Set the listing down unchanged, minus every embedded image.

start Records for the exercise

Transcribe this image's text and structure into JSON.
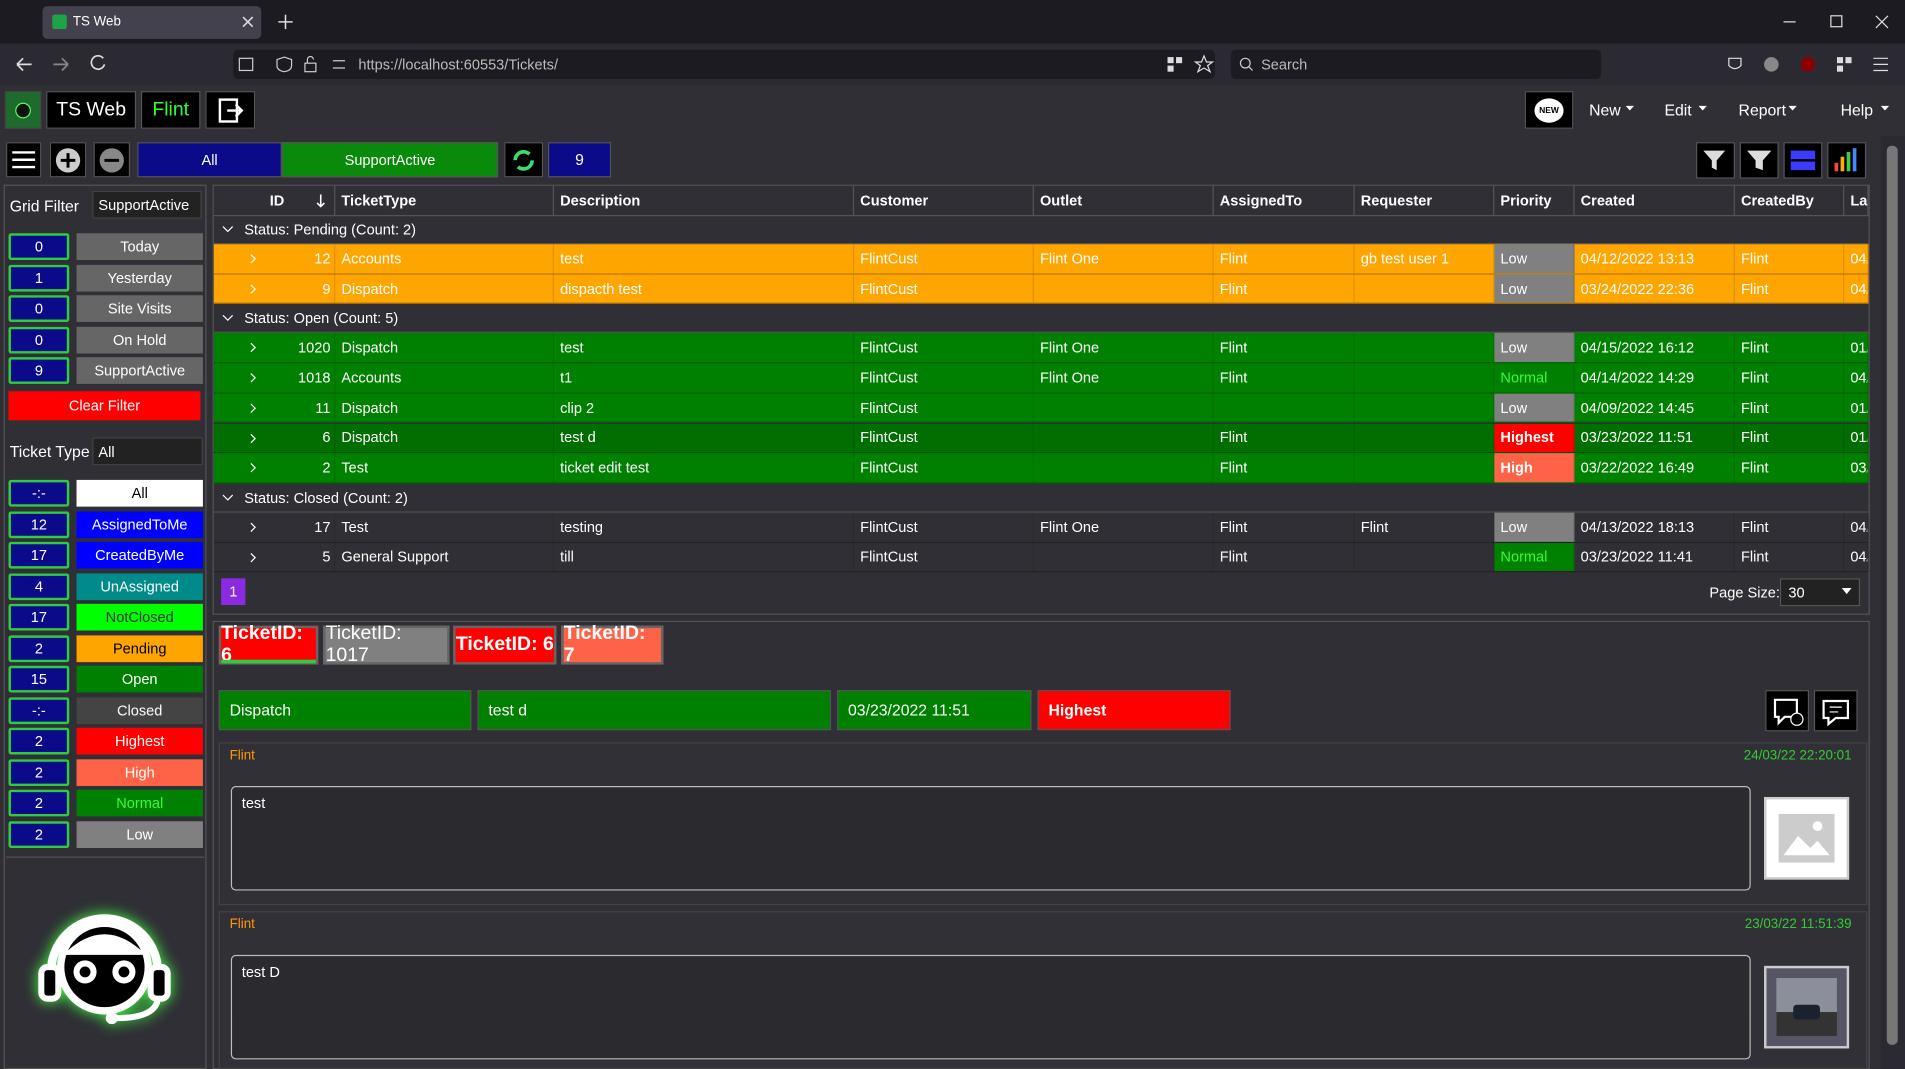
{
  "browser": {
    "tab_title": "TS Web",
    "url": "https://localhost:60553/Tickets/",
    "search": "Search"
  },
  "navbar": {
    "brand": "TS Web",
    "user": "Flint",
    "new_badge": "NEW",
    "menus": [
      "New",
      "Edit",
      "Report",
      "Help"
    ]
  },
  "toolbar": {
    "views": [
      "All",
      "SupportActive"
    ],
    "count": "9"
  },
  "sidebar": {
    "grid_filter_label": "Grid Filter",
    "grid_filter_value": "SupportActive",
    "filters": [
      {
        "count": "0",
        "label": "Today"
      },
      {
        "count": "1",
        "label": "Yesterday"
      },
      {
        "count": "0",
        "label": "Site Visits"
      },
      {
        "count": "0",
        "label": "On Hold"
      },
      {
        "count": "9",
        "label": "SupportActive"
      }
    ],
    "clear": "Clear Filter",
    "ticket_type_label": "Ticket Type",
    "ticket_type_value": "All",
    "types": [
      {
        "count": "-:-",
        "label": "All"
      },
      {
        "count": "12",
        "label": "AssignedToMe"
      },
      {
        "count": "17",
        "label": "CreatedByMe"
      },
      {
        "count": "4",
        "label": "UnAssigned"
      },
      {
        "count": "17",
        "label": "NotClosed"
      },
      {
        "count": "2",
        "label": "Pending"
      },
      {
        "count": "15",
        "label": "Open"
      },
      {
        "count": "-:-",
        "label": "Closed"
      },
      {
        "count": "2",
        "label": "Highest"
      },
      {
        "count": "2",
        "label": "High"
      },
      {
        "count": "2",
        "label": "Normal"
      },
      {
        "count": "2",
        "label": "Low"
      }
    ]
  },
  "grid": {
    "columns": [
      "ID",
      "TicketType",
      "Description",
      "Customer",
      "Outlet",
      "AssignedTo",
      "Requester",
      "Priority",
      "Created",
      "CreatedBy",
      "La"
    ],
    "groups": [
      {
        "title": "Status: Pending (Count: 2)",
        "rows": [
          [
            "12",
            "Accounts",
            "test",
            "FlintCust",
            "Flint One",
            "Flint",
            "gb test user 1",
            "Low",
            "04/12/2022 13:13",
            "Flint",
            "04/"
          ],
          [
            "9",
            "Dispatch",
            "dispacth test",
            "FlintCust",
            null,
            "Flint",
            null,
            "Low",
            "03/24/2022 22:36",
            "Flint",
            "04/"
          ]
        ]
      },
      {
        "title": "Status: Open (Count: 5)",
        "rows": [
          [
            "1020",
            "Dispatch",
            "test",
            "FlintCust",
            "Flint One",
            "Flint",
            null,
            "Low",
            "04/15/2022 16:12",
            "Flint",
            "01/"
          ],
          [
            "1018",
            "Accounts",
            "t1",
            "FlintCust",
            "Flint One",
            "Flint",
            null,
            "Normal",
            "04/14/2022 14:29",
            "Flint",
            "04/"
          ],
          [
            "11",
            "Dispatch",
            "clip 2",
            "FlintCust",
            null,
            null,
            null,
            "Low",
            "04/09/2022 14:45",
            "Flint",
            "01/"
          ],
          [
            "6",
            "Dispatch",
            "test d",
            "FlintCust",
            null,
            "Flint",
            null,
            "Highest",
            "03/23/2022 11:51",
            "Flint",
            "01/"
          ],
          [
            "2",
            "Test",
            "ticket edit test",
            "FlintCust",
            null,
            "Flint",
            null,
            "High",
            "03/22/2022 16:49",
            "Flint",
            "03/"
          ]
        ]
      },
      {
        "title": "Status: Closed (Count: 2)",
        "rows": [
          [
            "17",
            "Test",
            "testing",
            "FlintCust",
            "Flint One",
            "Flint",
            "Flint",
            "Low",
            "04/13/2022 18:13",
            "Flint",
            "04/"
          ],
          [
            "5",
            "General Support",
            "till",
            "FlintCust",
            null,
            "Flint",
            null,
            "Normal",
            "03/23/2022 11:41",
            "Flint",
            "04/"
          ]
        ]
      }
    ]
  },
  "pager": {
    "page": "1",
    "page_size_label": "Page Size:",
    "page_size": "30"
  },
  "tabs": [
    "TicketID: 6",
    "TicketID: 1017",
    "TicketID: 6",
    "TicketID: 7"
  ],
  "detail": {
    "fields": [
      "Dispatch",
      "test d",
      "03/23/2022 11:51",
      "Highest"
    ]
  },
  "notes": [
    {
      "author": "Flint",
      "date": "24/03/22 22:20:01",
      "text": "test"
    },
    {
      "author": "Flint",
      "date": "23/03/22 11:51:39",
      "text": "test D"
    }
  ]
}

end Records for the exercise

## Task response
Transcribe this image's text and structure into JSON.
{
  "browser": {
    "tab_title": "TS Web",
    "url": "https://localhost:60553/Tickets/",
    "search": "Search"
  },
  "navbar": {
    "brand": "TS Web",
    "user": "Flint",
    "new_badge": "NEW",
    "menus": [
      "New",
      "Edit",
      "Report",
      "Help"
    ]
  },
  "toolbar": {
    "views": [
      "All",
      "SupportActive"
    ],
    "count": "9"
  },
  "sidebar": {
    "grid_filter_label": "Grid Filter",
    "grid_filter_value": "SupportActive",
    "filters": [
      {
        "count": "0",
        "label": "Today"
      },
      {
        "count": "1",
        "label": "Yesterday"
      },
      {
        "count": "0",
        "label": "Site Visits"
      },
      {
        "count": "0",
        "label": "On Hold"
      },
      {
        "count": "9",
        "label": "SupportActive"
      }
    ],
    "clear": "Clear Filter",
    "ticket_type_label": "Ticket Type",
    "ticket_type_value": "All",
    "types": [
      {
        "count": "-:-",
        "label": "All"
      },
      {
        "count": "12",
        "label": "AssignedToMe"
      },
      {
        "count": "17",
        "label": "CreatedByMe"
      },
      {
        "count": "4",
        "label": "UnAssigned"
      },
      {
        "count": "17",
        "label": "NotClosed"
      },
      {
        "count": "2",
        "label": "Pending"
      },
      {
        "count": "15",
        "label": "Open"
      },
      {
        "count": "-:-",
        "label": "Closed"
      },
      {
        "count": "2",
        "label": "Highest"
      },
      {
        "count": "2",
        "label": "High"
      },
      {
        "count": "2",
        "label": "Normal"
      },
      {
        "count": "2",
        "label": "Low"
      }
    ]
  },
  "grid": {
    "columns": [
      "ID",
      "TicketType",
      "Description",
      "Customer",
      "Outlet",
      "AssignedTo",
      "Requester",
      "Priority",
      "Created",
      "CreatedBy",
      "La"
    ],
    "groups": [
      {
        "title": "Status: Pending (Count: 2)",
        "rows": [
          [
            "12",
            "Accounts",
            "test",
            "FlintCust",
            "Flint One",
            "Flint",
            "gb test user 1",
            "Low",
            "04/12/2022 13:13",
            "Flint",
            "04/"
          ],
          [
            "9",
            "Dispatch",
            "dispacth test",
            "FlintCust",
            null,
            "Flint",
            null,
            "Low",
            "03/24/2022 22:36",
            "Flint",
            "04/"
          ]
        ]
      },
      {
        "title": "Status: Open (Count: 5)",
        "rows": [
          [
            "1020",
            "Dispatch",
            "test",
            "FlintCust",
            "Flint One",
            "Flint",
            null,
            "Low",
            "04/15/2022 16:12",
            "Flint",
            "01/"
          ],
          [
            "1018",
            "Accounts",
            "t1",
            "FlintCust",
            "Flint One",
            "Flint",
            null,
            "Normal",
            "04/14/2022 14:29",
            "Flint",
            "04/"
          ],
          [
            "11",
            "Dispatch",
            "clip 2",
            "FlintCust",
            null,
            null,
            null,
            "Low",
            "04/09/2022 14:45",
            "Flint",
            "01/"
          ],
          [
            "6",
            "Dispatch",
            "test d",
            "FlintCust",
            null,
            "Flint",
            null,
            "Highest",
            "03/23/2022 11:51",
            "Flint",
            "01/"
          ],
          [
            "2",
            "Test",
            "ticket edit test",
            "FlintCust",
            null,
            "Flint",
            null,
            "High",
            "03/22/2022 16:49",
            "Flint",
            "03/"
          ]
        ]
      },
      {
        "title": "Status: Closed (Count: 2)",
        "rows": [
          [
            "17",
            "Test",
            "testing",
            "FlintCust",
            "Flint One",
            "Flint",
            "Flint",
            "Low",
            "04/13/2022 18:13",
            "Flint",
            "04/"
          ],
          [
            "5",
            "General Support",
            "till",
            "FlintCust",
            null,
            "Flint",
            null,
            "Normal",
            "03/23/2022 11:41",
            "Flint",
            "04/"
          ]
        ]
      }
    ]
  },
  "pager": {
    "page": "1",
    "page_size_label": "Page Size:",
    "page_size": "30"
  },
  "tabs": [
    "TicketID: 6",
    "TicketID: 1017",
    "TicketID: 6",
    "TicketID: 7"
  ],
  "detail": {
    "fields": [
      "Dispatch",
      "test d",
      "03/23/2022 11:51",
      "Highest"
    ]
  },
  "notes": [
    {
      "author": "Flint",
      "date": "24/03/22 22:20:01",
      "text": "test"
    },
    {
      "author": "Flint",
      "date": "23/03/22 11:51:39",
      "text": "test D"
    }
  ]
}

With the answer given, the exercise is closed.